## Supplied records
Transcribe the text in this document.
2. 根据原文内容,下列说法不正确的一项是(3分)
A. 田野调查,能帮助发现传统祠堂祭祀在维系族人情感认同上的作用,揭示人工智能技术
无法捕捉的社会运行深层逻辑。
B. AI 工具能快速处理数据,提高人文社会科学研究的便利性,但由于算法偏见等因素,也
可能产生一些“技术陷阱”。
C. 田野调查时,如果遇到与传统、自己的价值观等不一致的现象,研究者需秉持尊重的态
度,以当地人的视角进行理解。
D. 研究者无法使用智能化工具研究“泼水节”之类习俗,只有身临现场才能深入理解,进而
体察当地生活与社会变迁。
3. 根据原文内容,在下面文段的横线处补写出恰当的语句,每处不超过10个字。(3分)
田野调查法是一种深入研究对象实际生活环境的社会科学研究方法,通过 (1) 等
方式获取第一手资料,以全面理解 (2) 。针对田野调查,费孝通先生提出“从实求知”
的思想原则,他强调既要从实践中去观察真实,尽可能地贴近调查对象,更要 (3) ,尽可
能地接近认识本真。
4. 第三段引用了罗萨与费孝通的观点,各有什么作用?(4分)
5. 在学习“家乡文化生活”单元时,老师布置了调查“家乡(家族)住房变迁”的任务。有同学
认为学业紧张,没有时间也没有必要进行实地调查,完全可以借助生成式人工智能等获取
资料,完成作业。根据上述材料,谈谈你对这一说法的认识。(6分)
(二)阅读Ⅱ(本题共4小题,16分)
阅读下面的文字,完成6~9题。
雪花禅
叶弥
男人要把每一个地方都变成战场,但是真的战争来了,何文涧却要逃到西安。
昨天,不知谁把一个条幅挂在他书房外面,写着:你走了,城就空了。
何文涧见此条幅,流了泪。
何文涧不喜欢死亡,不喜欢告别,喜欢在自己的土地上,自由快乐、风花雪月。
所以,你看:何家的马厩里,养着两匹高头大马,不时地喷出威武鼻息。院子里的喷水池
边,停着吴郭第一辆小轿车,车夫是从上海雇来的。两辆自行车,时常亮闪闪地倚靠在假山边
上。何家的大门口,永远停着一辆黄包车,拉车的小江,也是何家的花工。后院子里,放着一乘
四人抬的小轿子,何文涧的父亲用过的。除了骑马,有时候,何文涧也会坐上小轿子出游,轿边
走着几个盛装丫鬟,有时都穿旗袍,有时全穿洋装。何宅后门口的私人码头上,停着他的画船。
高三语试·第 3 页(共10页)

## What you are asked to do
Repeat every entry exactly, please.

## Written answer
Transcribe the text in this document.
2. 根据原文内容,下列说法不正确的一项是(3分)
A. 田野调查,能帮助发现传统祠堂祭祀在维系族人情感认同上的作用,揭示人工智能技术
无法捕捉的社会运行深层逻辑。
B. AI 工具能快速处理数据,提高人文社会科学研究的便利性,但由于算法偏见等因素,也
可能产生一些“技术陷阱”。
C. 田野调查时,如果遇到与传统、自己的价值观等不一致的现象,研究者需秉持尊重的态
度,以当地人的视角进行理解。
D. 研究者无法使用智能化工具研究“泼水节”之类习俗,只有身临现场才能深入理解,进而
体察当地生活与社会变迁。
3. 根据原文内容,在下面文段的横线处补写出恰当的语句,每处不超过10个字。(3分)
田野调查法是一种深入研究对象实际生活环境的社会科学研究方法,通过 (1) 等
方式获取第一手资料,以全面理解 (2) 。针对田野调查,费孝通先生提出“从实求知”
的思想原则,他强调既要从实践中去观察真实,尽可能地贴近调查对象,更要 (3) ,尽可
能地接近认识本真。
4. 第三段引用了罗萨与费孝通的观点,各有什么作用?(4分)
5. 在学习“家乡文化生活”单元时,老师布置了调查“家乡(家族)住房变迁”的任务。有同学
认为学业紧张,没有时间也没有必要进行实地调查,完全可以借助生成式人工智能等获取
资料,完成作业。根据上述材料,谈谈你对这一说法的认识。(6分)
(二)阅读Ⅱ(本题共4小题,16分)
阅读下面的文字,完成6~9题。
雪花禅
叶弥
男人要把每一个地方都变成战场,但是真的战争来了,何文涧却要逃到西安。
昨天,不知谁把一个条幅挂在他书房外面,写着:你走了,城就空了。
何文涧见此条幅,流了泪。
何文涧不喜欢死亡,不喜欢告别,喜欢在自己的土地上,自由快乐、风花雪月。
所以,你看:何家的马厩里,养着两匹高头大马,不时地喷出威武鼻息。院子里的喷水池
边,停着吴郭第一辆小轿车,车夫是从上海雇来的。两辆自行车,时常亮闪闪地倚靠在假山边
上。何家的大门口,永远停着一辆黄包车,拉车的小江,也是何家的花工。后院子里,放着一乘
四人抬的小轿子,何文涧的父亲用过的。除了骑马,有时候,何文涧也会坐上小轿子出游,轿边
走着几个盛装丫鬟,有时都穿旗袍,有时全穿洋装。何宅后门口的私人码头上,停着他的画船。
高三语试·第 3 页(共10页)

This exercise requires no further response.